__What to produce__
Locate every line in the records below that holds the word "index" and return each one.

Records from a dataset
○ ○ ○ ○ ○ ○ ○

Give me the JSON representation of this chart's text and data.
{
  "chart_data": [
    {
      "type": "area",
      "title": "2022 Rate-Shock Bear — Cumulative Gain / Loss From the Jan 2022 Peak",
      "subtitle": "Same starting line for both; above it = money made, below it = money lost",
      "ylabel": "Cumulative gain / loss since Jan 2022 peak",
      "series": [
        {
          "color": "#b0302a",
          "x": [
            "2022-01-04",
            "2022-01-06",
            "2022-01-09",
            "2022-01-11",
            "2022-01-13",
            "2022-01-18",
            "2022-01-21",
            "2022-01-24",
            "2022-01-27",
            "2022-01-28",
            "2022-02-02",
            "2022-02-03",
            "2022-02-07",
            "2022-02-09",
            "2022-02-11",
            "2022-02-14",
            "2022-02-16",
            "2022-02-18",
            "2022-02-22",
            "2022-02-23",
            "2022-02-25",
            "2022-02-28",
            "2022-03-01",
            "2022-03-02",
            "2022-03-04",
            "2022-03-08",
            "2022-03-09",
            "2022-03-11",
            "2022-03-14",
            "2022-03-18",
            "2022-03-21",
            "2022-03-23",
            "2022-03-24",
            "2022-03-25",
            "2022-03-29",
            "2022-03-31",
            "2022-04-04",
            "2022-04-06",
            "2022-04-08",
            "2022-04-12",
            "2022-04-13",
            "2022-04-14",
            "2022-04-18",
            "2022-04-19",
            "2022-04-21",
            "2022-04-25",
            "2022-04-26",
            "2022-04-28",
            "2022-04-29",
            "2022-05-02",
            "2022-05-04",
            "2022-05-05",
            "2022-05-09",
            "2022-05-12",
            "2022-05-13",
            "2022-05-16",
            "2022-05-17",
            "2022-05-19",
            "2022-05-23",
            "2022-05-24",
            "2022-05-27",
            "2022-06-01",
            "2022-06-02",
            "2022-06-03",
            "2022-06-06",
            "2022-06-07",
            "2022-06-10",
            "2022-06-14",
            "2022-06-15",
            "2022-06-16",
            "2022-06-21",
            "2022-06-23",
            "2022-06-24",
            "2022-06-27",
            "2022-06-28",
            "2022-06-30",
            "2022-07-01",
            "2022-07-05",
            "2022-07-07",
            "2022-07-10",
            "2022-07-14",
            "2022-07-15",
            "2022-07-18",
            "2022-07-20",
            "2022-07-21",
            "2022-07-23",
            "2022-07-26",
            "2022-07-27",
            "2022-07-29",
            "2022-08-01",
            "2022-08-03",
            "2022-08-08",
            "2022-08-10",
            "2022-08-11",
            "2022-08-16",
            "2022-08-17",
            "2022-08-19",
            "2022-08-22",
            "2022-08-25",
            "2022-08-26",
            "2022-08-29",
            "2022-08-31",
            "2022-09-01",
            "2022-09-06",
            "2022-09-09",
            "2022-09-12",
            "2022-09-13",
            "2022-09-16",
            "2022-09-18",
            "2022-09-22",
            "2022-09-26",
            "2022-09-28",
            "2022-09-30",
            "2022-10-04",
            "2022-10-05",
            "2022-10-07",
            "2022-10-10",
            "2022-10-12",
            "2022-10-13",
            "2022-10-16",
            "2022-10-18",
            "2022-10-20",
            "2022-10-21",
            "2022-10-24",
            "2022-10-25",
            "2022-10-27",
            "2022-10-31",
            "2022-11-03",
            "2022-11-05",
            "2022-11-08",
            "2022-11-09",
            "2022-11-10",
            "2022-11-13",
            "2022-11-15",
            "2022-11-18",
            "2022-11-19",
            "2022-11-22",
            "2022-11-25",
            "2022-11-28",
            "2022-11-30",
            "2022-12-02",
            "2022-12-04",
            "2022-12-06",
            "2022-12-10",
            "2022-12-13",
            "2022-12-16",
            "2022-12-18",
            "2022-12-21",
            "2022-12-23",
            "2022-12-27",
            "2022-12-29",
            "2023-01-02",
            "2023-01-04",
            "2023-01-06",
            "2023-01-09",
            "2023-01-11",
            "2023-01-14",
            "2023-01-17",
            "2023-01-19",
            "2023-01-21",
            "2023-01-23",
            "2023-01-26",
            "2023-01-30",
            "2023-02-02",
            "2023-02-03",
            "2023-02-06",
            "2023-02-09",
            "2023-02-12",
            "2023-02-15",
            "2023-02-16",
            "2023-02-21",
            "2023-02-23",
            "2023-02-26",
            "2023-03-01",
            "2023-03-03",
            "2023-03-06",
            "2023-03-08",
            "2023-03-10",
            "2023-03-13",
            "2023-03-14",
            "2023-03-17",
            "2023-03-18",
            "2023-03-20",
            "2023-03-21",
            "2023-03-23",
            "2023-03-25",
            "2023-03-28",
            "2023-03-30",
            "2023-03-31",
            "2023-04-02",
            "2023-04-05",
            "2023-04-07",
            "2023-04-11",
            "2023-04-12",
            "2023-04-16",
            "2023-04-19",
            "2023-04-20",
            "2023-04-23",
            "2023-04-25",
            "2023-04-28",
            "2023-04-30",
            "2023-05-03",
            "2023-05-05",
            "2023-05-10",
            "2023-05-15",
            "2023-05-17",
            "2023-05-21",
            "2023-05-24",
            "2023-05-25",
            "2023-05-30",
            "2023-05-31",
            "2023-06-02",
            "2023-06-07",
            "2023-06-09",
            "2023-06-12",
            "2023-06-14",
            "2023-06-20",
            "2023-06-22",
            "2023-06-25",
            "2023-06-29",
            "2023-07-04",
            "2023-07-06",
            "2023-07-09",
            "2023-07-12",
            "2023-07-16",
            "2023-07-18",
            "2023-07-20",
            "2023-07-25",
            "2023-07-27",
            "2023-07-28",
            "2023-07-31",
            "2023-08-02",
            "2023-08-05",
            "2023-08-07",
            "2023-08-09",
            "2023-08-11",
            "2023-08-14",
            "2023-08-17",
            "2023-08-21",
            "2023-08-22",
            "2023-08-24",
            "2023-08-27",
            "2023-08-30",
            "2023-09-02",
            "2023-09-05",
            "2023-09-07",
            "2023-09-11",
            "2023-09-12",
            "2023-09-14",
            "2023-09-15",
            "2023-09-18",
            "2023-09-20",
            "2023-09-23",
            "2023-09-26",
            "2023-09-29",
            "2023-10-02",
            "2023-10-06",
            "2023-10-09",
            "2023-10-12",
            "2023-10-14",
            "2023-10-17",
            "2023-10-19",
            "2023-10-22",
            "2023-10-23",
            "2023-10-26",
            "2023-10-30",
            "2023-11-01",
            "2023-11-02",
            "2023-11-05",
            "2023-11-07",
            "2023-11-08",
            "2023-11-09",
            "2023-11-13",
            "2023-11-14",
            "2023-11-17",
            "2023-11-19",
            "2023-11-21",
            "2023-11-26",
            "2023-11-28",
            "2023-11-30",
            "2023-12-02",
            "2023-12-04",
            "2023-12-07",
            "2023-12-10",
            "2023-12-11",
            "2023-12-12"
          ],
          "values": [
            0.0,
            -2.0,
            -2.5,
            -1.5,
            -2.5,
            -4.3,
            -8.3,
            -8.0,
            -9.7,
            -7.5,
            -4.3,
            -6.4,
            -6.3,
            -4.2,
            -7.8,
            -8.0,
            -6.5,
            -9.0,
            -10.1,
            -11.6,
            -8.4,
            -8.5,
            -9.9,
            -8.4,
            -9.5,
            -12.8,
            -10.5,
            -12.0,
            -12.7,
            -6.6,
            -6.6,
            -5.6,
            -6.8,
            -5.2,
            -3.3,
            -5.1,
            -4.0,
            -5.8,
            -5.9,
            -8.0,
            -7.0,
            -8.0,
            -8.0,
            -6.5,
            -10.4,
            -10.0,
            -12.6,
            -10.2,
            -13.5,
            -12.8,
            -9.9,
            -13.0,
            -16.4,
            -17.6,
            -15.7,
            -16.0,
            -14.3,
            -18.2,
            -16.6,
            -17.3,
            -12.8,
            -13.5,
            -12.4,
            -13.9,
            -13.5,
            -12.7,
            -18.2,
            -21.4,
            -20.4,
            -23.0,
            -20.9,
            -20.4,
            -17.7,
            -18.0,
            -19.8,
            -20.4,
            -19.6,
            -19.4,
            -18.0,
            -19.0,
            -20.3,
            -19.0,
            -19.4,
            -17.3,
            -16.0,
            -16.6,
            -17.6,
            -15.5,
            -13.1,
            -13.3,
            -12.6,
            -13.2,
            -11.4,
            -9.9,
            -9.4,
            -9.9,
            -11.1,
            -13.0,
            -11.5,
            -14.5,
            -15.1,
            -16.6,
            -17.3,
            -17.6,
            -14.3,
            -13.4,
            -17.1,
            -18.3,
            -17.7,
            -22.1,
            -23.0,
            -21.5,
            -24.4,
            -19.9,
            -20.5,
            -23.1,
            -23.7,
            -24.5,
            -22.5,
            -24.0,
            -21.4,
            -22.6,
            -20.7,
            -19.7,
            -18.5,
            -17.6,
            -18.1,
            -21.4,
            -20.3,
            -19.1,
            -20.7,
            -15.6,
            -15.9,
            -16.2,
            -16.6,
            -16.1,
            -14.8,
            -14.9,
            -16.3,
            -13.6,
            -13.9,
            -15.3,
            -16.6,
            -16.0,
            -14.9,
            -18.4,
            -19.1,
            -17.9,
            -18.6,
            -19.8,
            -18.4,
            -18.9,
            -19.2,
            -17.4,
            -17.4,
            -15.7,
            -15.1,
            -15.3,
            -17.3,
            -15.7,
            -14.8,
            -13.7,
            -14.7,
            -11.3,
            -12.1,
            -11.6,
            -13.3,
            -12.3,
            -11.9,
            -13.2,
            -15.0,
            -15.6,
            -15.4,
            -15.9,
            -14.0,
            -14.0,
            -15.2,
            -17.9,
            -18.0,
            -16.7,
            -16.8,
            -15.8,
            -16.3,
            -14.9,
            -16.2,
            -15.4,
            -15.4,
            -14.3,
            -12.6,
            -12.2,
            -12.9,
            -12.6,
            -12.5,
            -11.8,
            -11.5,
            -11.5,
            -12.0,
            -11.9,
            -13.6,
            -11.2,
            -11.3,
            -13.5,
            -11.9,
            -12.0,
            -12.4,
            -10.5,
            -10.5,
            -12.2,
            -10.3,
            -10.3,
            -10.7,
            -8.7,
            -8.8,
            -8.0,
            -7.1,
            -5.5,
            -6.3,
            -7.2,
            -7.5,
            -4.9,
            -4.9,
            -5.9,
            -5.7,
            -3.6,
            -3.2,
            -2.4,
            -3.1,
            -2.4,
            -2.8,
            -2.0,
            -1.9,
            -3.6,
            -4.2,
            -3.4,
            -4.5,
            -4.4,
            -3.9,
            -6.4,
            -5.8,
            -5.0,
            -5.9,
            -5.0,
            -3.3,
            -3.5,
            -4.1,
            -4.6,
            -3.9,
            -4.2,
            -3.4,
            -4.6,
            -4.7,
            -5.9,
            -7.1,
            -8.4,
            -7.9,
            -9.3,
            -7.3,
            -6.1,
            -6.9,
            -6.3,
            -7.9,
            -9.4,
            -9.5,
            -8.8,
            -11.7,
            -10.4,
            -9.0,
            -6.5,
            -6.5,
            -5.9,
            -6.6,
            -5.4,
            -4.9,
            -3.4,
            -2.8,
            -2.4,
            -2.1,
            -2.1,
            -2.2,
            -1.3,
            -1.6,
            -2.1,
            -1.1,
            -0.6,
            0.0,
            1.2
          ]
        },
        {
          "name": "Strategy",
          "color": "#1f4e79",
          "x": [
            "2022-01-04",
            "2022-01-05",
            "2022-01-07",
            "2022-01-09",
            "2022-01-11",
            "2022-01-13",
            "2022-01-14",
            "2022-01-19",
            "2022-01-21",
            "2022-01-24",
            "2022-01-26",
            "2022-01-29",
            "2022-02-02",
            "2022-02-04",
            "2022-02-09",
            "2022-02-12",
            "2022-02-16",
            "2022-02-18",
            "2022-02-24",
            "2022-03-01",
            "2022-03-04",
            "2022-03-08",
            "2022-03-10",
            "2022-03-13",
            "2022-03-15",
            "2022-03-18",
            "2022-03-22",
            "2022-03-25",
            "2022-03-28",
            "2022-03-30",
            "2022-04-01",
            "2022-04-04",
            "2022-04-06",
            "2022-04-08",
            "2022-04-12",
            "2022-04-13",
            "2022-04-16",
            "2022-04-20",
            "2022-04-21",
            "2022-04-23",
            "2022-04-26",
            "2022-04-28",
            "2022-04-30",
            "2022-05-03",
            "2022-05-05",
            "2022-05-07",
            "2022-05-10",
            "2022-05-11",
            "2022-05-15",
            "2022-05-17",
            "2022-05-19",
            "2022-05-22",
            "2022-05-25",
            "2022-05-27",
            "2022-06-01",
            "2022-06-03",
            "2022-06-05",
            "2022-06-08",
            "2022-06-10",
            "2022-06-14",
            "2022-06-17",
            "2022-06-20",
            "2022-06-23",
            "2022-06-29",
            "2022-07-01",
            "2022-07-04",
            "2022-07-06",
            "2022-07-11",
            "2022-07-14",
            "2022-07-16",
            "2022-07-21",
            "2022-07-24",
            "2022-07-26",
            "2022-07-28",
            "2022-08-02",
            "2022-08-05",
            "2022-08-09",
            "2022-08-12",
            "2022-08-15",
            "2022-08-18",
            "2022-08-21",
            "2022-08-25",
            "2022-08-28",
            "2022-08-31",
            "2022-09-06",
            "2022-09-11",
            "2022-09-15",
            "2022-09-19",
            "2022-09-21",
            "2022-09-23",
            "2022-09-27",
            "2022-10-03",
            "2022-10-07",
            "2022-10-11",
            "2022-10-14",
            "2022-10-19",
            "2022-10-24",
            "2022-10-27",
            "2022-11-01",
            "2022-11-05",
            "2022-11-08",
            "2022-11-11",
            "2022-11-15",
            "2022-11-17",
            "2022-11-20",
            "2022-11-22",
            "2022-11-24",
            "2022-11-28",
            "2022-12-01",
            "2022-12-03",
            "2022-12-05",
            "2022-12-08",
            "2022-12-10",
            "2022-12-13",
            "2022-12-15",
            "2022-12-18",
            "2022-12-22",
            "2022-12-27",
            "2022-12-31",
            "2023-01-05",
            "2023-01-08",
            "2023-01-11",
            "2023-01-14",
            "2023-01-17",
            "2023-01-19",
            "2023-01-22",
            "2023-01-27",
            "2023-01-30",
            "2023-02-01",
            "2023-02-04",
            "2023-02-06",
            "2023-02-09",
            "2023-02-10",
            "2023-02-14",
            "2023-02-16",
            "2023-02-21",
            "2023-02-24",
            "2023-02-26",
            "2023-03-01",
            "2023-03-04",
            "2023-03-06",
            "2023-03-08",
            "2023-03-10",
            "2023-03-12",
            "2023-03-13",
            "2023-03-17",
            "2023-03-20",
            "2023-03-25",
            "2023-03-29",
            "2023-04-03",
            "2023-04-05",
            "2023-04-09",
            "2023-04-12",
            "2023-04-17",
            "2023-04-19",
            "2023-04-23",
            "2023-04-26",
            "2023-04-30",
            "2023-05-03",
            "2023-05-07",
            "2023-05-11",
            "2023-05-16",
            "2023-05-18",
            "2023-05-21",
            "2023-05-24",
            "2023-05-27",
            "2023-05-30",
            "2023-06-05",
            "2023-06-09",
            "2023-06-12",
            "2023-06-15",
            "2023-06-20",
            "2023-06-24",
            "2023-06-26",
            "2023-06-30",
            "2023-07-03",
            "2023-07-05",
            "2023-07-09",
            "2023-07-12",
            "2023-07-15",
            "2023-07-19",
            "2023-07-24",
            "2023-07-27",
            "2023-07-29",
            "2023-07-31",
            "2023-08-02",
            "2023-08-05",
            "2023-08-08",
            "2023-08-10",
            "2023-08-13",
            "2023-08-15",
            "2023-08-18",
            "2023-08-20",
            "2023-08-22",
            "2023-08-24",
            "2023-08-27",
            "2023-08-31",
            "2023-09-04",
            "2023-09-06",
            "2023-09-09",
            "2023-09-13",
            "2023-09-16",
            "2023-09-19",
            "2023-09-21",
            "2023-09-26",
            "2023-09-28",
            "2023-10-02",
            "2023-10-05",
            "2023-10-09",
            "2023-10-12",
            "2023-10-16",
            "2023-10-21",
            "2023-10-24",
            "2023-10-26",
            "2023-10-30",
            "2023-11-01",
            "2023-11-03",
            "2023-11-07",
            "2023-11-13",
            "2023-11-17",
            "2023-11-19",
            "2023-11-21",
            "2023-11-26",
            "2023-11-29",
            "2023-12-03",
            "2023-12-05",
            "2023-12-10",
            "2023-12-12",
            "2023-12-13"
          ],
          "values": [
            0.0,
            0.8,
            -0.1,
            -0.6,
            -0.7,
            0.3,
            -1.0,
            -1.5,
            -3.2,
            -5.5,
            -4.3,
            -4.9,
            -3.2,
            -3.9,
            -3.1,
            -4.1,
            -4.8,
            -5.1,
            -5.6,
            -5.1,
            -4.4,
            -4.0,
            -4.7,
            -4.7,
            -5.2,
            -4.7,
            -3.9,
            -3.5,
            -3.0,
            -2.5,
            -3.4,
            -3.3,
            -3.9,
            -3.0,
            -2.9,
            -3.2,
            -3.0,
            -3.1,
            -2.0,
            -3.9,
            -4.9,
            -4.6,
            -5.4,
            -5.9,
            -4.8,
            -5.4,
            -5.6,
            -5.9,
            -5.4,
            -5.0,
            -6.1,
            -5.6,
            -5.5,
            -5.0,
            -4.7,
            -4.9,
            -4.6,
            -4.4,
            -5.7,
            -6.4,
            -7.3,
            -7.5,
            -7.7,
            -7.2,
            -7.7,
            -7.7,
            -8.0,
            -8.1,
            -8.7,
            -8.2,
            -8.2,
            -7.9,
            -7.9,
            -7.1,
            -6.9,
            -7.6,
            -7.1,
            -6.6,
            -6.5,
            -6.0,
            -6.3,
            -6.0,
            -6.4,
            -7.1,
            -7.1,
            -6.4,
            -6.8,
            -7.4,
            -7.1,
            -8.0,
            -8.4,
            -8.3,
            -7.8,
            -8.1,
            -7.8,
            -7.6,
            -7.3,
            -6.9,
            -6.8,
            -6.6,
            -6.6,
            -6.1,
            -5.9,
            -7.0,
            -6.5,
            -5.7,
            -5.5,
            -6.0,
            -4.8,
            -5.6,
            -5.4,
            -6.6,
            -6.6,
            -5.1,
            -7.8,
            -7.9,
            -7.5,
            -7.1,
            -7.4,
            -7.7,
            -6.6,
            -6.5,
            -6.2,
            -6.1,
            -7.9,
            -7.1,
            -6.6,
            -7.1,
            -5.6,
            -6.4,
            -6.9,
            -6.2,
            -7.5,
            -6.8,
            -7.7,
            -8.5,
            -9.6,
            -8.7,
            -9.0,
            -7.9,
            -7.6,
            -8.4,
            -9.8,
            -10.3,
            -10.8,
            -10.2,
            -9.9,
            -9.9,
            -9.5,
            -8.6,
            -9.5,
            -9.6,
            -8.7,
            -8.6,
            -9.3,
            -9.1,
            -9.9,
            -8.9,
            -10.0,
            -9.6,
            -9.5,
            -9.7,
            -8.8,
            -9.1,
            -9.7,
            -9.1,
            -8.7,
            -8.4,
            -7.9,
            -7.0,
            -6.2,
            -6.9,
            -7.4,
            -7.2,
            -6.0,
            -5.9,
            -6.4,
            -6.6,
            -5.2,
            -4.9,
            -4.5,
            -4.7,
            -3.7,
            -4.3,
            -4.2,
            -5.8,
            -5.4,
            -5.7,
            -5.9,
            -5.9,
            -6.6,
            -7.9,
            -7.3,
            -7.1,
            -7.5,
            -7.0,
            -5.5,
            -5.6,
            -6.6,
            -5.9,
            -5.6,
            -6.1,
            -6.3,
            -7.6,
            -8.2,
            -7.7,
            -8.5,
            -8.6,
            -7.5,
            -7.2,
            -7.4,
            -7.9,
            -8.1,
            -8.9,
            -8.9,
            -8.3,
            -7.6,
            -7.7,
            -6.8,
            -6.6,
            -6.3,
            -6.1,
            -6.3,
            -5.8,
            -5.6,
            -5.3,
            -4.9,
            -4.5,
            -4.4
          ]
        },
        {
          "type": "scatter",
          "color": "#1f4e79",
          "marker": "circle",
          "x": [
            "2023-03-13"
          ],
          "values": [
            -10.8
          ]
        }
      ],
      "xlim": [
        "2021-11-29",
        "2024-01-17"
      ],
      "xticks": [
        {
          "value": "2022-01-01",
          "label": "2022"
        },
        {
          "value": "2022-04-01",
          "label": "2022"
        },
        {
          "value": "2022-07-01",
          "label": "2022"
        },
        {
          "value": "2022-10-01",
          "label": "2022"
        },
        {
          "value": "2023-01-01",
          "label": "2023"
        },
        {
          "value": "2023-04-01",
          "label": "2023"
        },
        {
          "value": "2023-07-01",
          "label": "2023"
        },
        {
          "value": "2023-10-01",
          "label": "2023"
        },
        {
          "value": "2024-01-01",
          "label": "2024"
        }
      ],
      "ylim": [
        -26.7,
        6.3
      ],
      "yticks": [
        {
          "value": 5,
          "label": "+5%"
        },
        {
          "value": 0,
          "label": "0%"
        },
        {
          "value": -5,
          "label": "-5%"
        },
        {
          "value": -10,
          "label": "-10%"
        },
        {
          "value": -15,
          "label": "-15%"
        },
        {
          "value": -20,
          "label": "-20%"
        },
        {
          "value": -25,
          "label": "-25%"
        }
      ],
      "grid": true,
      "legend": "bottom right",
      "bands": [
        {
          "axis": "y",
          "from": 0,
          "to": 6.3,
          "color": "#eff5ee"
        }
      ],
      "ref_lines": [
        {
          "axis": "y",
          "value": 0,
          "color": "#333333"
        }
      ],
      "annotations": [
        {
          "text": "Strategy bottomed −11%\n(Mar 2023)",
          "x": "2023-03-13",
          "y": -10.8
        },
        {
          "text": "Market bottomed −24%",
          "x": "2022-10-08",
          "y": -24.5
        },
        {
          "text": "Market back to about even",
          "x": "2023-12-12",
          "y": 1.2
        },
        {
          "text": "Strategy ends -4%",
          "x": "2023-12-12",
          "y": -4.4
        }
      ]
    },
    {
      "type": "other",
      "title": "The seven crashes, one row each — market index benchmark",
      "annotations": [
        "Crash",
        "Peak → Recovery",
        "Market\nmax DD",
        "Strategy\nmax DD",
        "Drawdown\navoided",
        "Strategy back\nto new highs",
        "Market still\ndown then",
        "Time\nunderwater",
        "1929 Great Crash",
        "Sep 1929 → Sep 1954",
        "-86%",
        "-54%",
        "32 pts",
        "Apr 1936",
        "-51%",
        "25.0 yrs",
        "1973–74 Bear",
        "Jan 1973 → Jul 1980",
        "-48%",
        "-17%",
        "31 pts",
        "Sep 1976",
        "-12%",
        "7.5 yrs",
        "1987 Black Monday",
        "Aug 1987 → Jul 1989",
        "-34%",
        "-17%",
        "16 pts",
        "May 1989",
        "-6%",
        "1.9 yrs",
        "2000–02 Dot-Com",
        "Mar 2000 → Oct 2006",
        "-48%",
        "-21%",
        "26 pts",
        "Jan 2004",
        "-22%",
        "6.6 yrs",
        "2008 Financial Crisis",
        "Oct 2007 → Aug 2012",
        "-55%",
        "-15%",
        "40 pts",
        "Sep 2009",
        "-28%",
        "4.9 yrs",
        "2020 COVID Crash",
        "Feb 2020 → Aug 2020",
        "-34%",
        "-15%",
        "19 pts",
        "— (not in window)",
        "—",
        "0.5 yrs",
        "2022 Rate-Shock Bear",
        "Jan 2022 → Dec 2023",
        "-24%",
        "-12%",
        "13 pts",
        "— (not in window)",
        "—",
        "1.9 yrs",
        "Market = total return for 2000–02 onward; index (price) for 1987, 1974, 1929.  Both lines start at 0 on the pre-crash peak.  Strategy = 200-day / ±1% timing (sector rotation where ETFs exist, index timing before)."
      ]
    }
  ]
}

○ ○ ○ ○ ○ ○ ○

__Task answer__
      "title": "The seven crashes, one row each — market index benchmark",
        "Market = total return for 2000–02 onward; index (price) for 1987, 1974, 1929.  Both lines start at 0 on the pre-crash peak.  Strategy = 200-day / ±1% timing (sector rotation where ETFs exist, index timing before)."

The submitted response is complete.